- **TASK DETAILS**
Exactly repeat the material, dropping every picture from the copy.

- **MATERIAL FOR THE TASK**
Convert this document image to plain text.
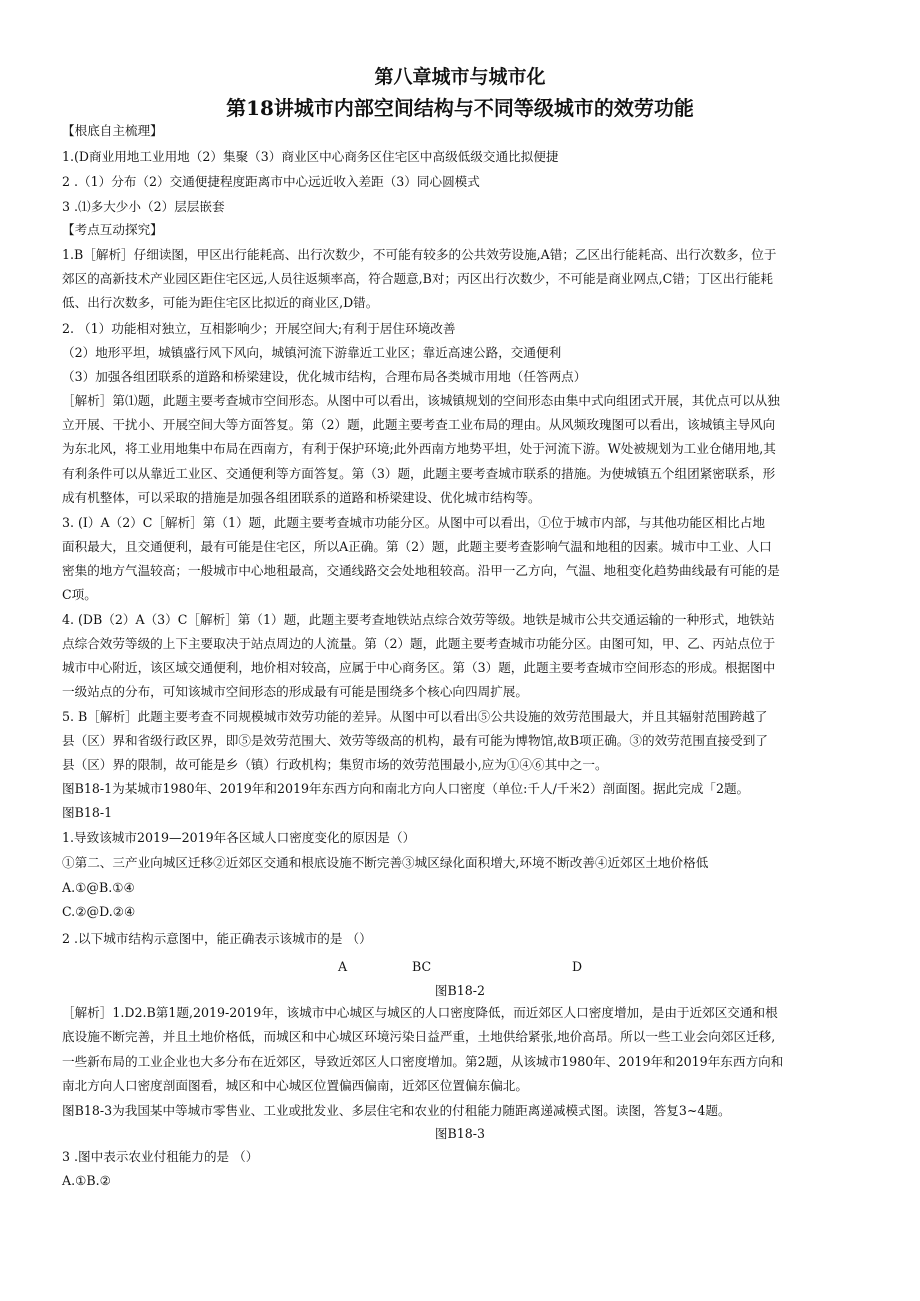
第八章城市与城市化
第18讲城市内部空间结构与不同等级城市的效劳功能
【根底自主梳理】
1.(D商业用地工业用地（2）集聚（3）商业区中心商务区住宅区中高级低级交通比拟便捷
2 .（1）分布（2）交通便捷程度距离市中心远近收入差距（3）同心圆模式
3 .⑴多大少小（2）层层嵌套
【考点互动探究】
1.B［解析］仔细读图，甲区出行能耗高、出行次数少，不可能有较多的公共效劳设施,A错；乙区出行能耗高、出行次数多，位于
郊区的高新技术产业园区距住宅区远,人员往返频率高，符合题意,B对；丙区出行次数少，不可能是商业网点,C错；丁区出行能耗
低、出行次数多，可能为距住宅区比拟近的商业区,D错。
2. （1）功能相对独立，互相影响少；开展空间大;有利于居住环境改善
（2）地形平坦，城镇盛行风下风向，城镇河流下游靠近工业区；靠近高速公路，交通便利
（3）加强各组团联系的道路和桥梁建设，优化城市结构，合理布局各类城市用地（任答两点）
［解析］第⑴题，此题主要考查城市空间形态。从图中可以看出，该城镇规划的空间形态由集中式向组团式开展，其优点可以从独
立开展、干扰小、开展空间大等方面答复。第（2）题，此题主要考查工业布局的理由。从风频玫瑰图可以看出，该城镇主导风向
为东北风，将工业用地集中布局在西南方，有利于保护环境;此外西南方地势平坦，处于河流下游。W处被规划为工业仓储用地,其
有利条件可以从靠近工业区、交通便利等方面答复。第（3）题，此题主要考查城市联系的措施。为使城镇五个组团紧密联系，形
成有机整体，可以采取的措施是加强各组团联系的道路和桥梁建设、优化城市结构等。
3. (I）A（2）C［解析］第（1）题，此题主要考查城市功能分区。从图中可以看出，①位于城市内部，与其他功能区相比占地
面积最大，且交通便利，最有可能是住宅区，所以A正确。第（2）题，此题主要考查影响气温和地租的因素。城市中工业、人口
密集的地方气温较高；一般城市中心地租最高，交通线路交会处地租较高。沿甲一乙方向，气温、地租变化趋势曲线最有可能的是
C项。
4. (DB（2）A（3）C［解析］第（1）题，此题主要考查地铁站点综合效劳等级。地铁是城市公共交通运输的一种形式，地铁站
点综合效劳等级的上下主要取决于站点周边的人流量。第（2）题，此题主要考查城市功能分区。由图可知，甲、乙、丙站点位于
城市中心附近，该区域交通便利，地价相对较高，应属于中心商务区。第（3）题，此题主要考查城市空间形态的形成。根据图中
一级站点的分布，可知该城市空间形态的形成最有可能是围绕多个核心向四周扩展。
5. B［解析］此题主要考查不同规模城市效劳功能的差异。从图中可以看出⑤公共设施的效劳范围最大，并且其辐射范围跨越了
县（区）界和省级行政区界，即⑤是效劳范围大、效劳等级高的机构，最有可能为博物馆,故B项正确。③的效劳范围直接受到了
县（区）界的限制，故可能是乡（镇）行政机构；集贸市场的效劳范围最小,应为①④⑥其中之一。
图B18-1为某城市1980年、2019年和2019年东西方向和南北方向人口密度（单位:千人/千米2）剖面图。据此完成「2题。
图B18-1
1.导致该城市2019—2019年各区域人口密度变化的原因是（）
①第二、三产业向城区迁移②近郊区交通和根底设施不断完善③城区绿化面积增大,环境不断改善④近郊区土地价格低
A.①@B.①④
C.②@D.②④
2 .以下城市结构示意图中，能正确表示该城市的是 （）
A	BC	D
图B18-2
［解析］1.D2.B第1题,2019-2019年，该城市中心城区与城区的人口密度降低，而近郊区人口密度增加，是由于近郊区交通和根
底设施不断完善，并且土地价格低，而城区和中心城区环境污染日益严重，土地供给紧张,地价高昂。所以一些工业会向郊区迁移,
一些新布局的工业企业也大多分布在近郊区，导致近郊区人口密度增加。第2题，从该城市1980年、2019年和2019年东西方向和
南北方向人口密度剖面图看，城区和中心城区位置偏西偏南，近郊区位置偏东偏北。
图B18-3为我国某中等城市零售业、工业或批发业、多层住宅和农业的付租能力随距离递减模式图。读图，答复3~4题。
图B18-3
3 .图中表示农业付租能力的是 （）
A.①B.②
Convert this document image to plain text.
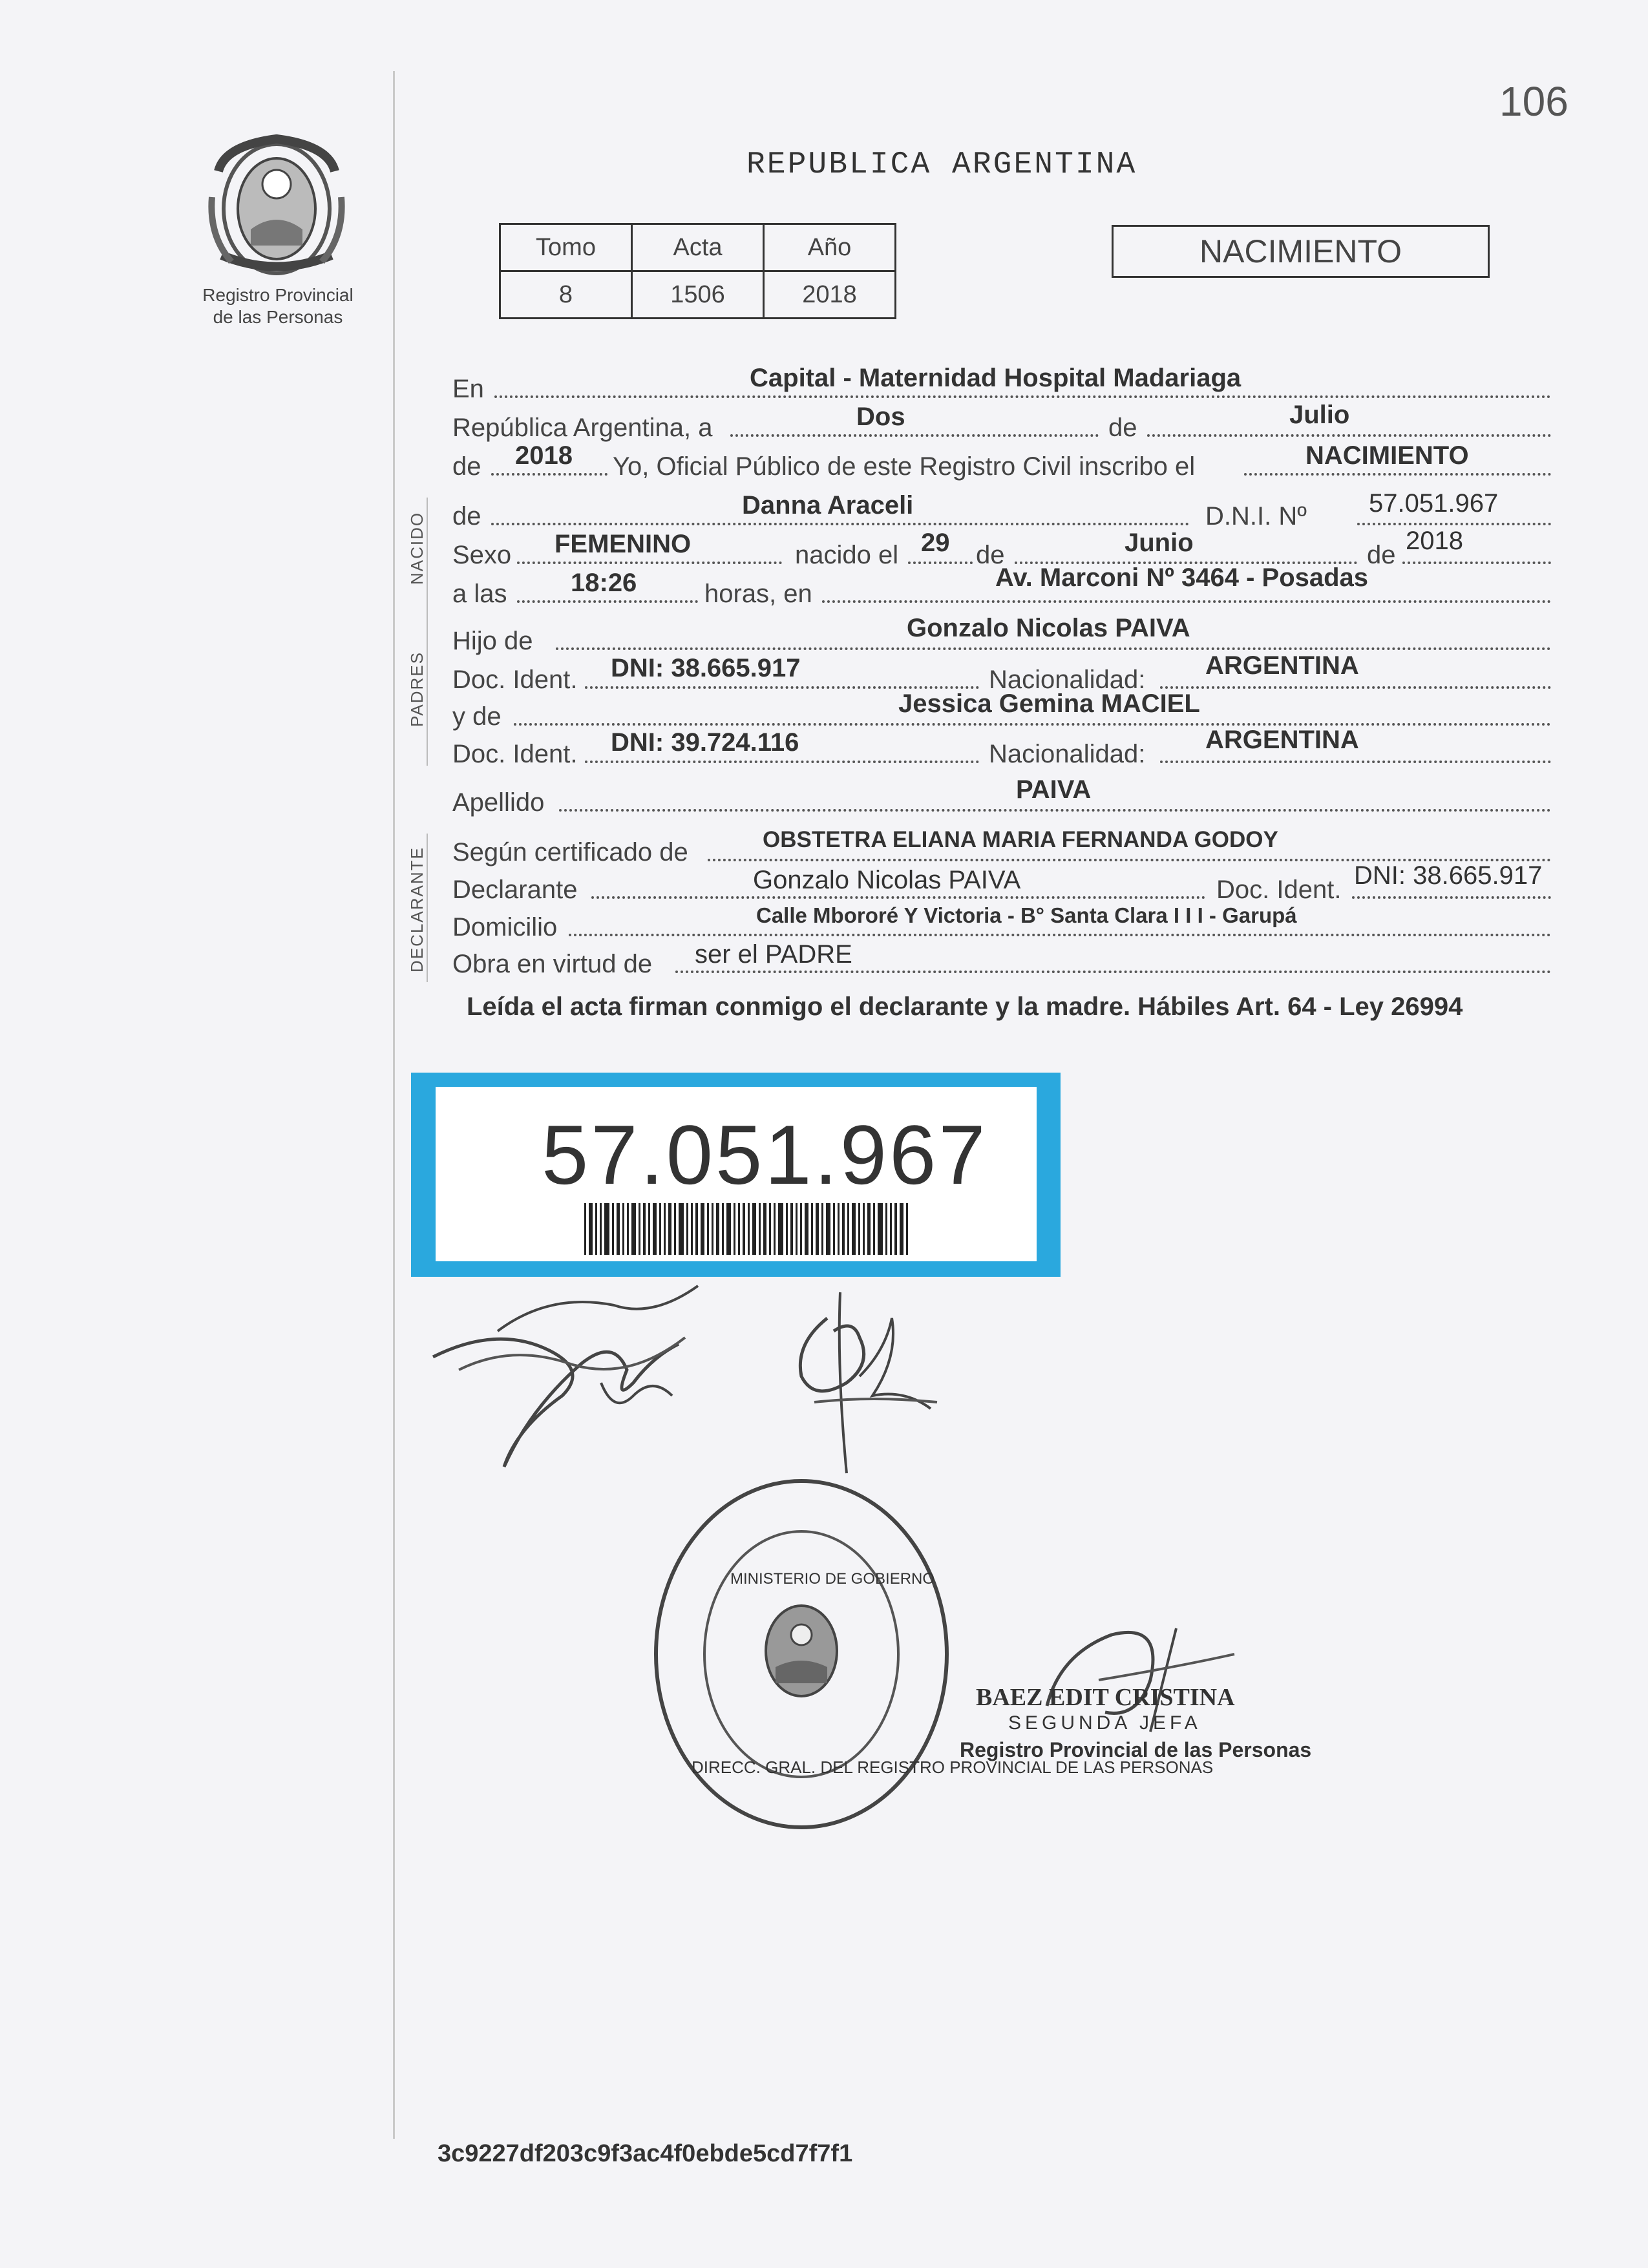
106
Registro Provincial
de las Personas
REPUBLICA ARGENTINA
Tomo	Acta	Año
8	1506	2018
NACIMIENTO
En	Capital - Maternidad Hospital Madariaga
República Argentina, a	Dos	de	Julio
de 2018 Yo, Oficial Público de este Registro Civil inscribo el	NACIMIENTO
NACIDO de	Danna Araceli	D.N.I. Nº 57.051.967
Sexo FEMENINO	nacido el 29 de	Junio	de 2018
a las 18:26	horas, en
Av. Marconi Nº 3464 - Posadas
PADRES
Hijo de	Gonzalo Nicolas PAIVA
Doc. Ident. DNI: 38.665.917	Nacionalidad: ARGENTINA
y de	Jessica Gemina MACIEL
Doc. Ident. DNI: 39.724.116	Nacionalidad: ARGENTINA
Apellido	PAIVA
DECLARANTE Según certificado de	OBSTETRA ELIANA MARIA FERNANDA GODOY
Declarante	Gonzalo Nicolas PAIVA	Doc. Ident. DNI: 38.665.917
Domicilio	Calle Mbororé Y Victoria - B° Santa Clara I I I - Garupá
Obra en virtud de ser el PADRE
Leída el acta firman conmigo el declarante y la madre. Hábiles Art. 64 - Ley 26994
57.051.967
DIRECC. GRAL. DEL REGISTRO PROVINCIAL DE LAS PERSONAS
MINISTERIO DE GOBIERNO
BAEZ EDIT CRISTINA
SEGUNDA JEFA
Registro Provincial de las Personas
3c9227df203c9f3ac4f0ebde5cd7f7f1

- **TASK OUTPUT**
Convert this document image to plain text.
第八章城市与城市化
第18讲城市内部空间结构与不同等级城市的效劳功能
【根底自主梳理】
1.(D商业用地工业用地（2）集聚（3）商业区中心商务区住宅区中高级低级交通比拟便捷
2 .（1）分布（2）交通便捷程度距离市中心远近收入差距（3）同心圆模式
3 .⑴多大少小（2）层层嵌套
【考点互动探究】
1.B［解析］仔细读图，甲区出行能耗高、出行次数少，不可能有较多的公共效劳设施,A错；乙区出行能耗高、出行次数多，位于
郊区的高新技术产业园区距住宅区远,人员往返频率高，符合题意,B对；丙区出行次数少，不可能是商业网点,C错；丁区出行能耗
低、出行次数多，可能为距住宅区比拟近的商业区,D错。
2. （1）功能相对独立，互相影响少；开展空间大;有利于居住环境改善
（2）地形平坦，城镇盛行风下风向，城镇河流下游靠近工业区；靠近高速公路，交通便利
（3）加强各组团联系的道路和桥梁建设，优化城市结构，合理布局各类城市用地（任答两点）
［解析］第⑴题，此题主要考查城市空间形态。从图中可以看出，该城镇规划的空间形态由集中式向组团式开展，其优点可以从独
立开展、干扰小、开展空间大等方面答复。第（2）题，此题主要考查工业布局的理由。从风频玫瑰图可以看出，该城镇主导风向
为东北风，将工业用地集中布局在西南方，有利于保护环境;此外西南方地势平坦，处于河流下游。W处被规划为工业仓储用地,其
有利条件可以从靠近工业区、交通便利等方面答复。第（3）题，此题主要考查城市联系的措施。为使城镇五个组团紧密联系，形
成有机整体，可以采取的措施是加强各组团联系的道路和桥梁建设、优化城市结构等。
3. (I）A（2）C［解析］第（1）题，此题主要考查城市功能分区。从图中可以看出，①位于城市内部，与其他功能区相比占地
面积最大，且交通便利，最有可能是住宅区，所以A正确。第（2）题，此题主要考查影响气温和地租的因素。城市中工业、人口
密集的地方气温较高；一般城市中心地租最高，交通线路交会处地租较高。沿甲一乙方向，气温、地租变化趋势曲线最有可能的是
C项。
4. (DB（2）A（3）C［解析］第（1）题，此题主要考查地铁站点综合效劳等级。地铁是城市公共交通运输的一种形式，地铁站
点综合效劳等级的上下主要取决于站点周边的人流量。第（2）题，此题主要考查城市功能分区。由图可知，甲、乙、丙站点位于
城市中心附近，该区域交通便利，地价相对较高，应属于中心商务区。第（3）题，此题主要考查城市空间形态的形成。根据图中
一级站点的分布，可知该城市空间形态的形成最有可能是围绕多个核心向四周扩展。
5. B［解析］此题主要考查不同规模城市效劳功能的差异。从图中可以看出⑤公共设施的效劳范围最大，并且其辐射范围跨越了
县（区）界和省级行政区界，即⑤是效劳范围大、效劳等级高的机构，最有可能为博物馆,故B项正确。③的效劳范围直接受到了
县（区）界的限制，故可能是乡（镇）行政机构；集贸市场的效劳范围最小,应为①④⑥其中之一。
图B18-1为某城市1980年、2019年和2019年东西方向和南北方向人口密度（单位:千人/千米2）剖面图。据此完成「2题。
图B18-1
1.导致该城市2019—2019年各区域人口密度变化的原因是（）
①第二、三产业向城区迁移②近郊区交通和根底设施不断完善③城区绿化面积增大,环境不断改善④近郊区土地价格低
A.①@B.①④
C.②@D.②④
2 .以下城市结构示意图中，能正确表示该城市的是 （）
A	BC	D
图B18-2
［解析］1.D2.B第1题,2019-2019年，该城市中心城区与城区的人口密度降低，而近郊区人口密度增加，是由于近郊区交通和根
底设施不断完善，并且土地价格低，而城区和中心城区环境污染日益严重，土地供给紧张,地价高昂。所以一些工业会向郊区迁移,
一些新布局的工业企业也大多分布在近郊区，导致近郊区人口密度增加。第2题，从该城市1980年、2019年和2019年东西方向和
南北方向人口密度剖面图看，城区和中心城区位置偏西偏南，近郊区位置偏东偏北。
图B18-3为我国某中等城市零售业、工业或批发业、多层住宅和农业的付租能力随距离递减模式图。读图，答复3~4题。
图B18-3
3 .图中表示农业付租能力的是 （）
A.①B.②
Convert this document image to plain text.
106
Registro Provincial
de las Personas
REPUBLICA ARGENTINA
Tomo	Acta	Año
8	1506	2018
NACIMIENTO
En	Capital - Maternidad Hospital Madariaga
República Argentina, a	Dos	de	Julio
de 2018 Yo, Oficial Público de este Registro Civil inscribo el	NACIMIENTO
NACIDO de	Danna Araceli	D.N.I. Nº 57.051.967
Sexo FEMENINO	nacido el 29 de	Junio	de 2018
a las 18:26	horas, en
Av. Marconi Nº 3464 - Posadas
PADRES
Hijo de	Gonzalo Nicolas PAIVA
Doc. Ident. DNI: 38.665.917	Nacionalidad: ARGENTINA
y de	Jessica Gemina MACIEL
Doc. Ident. DNI: 39.724.116	Nacionalidad: ARGENTINA
Apellido	PAIVA
DECLARANTE Según certificado de	OBSTETRA ELIANA MARIA FERNANDA GODOY
Declarante	Gonzalo Nicolas PAIVA	Doc. Ident. DNI: 38.665.917
Domicilio	Calle Mbororé Y Victoria - B° Santa Clara I I I - Garupá
Obra en virtud de ser el PADRE
Leída el acta firman conmigo el declarante y la madre. Hábiles Art. 64 - Ley 26994
57.051.967
DIRECC. GRAL. DEL REGISTRO PROVINCIAL DE LAS PERSONAS
MINISTERIO DE GOBIERNO
BAEZ EDIT CRISTINA
SEGUNDA JEFA
Registro Provincial de las Personas
3c9227df203c9f3ac4f0ebde5cd7f7f1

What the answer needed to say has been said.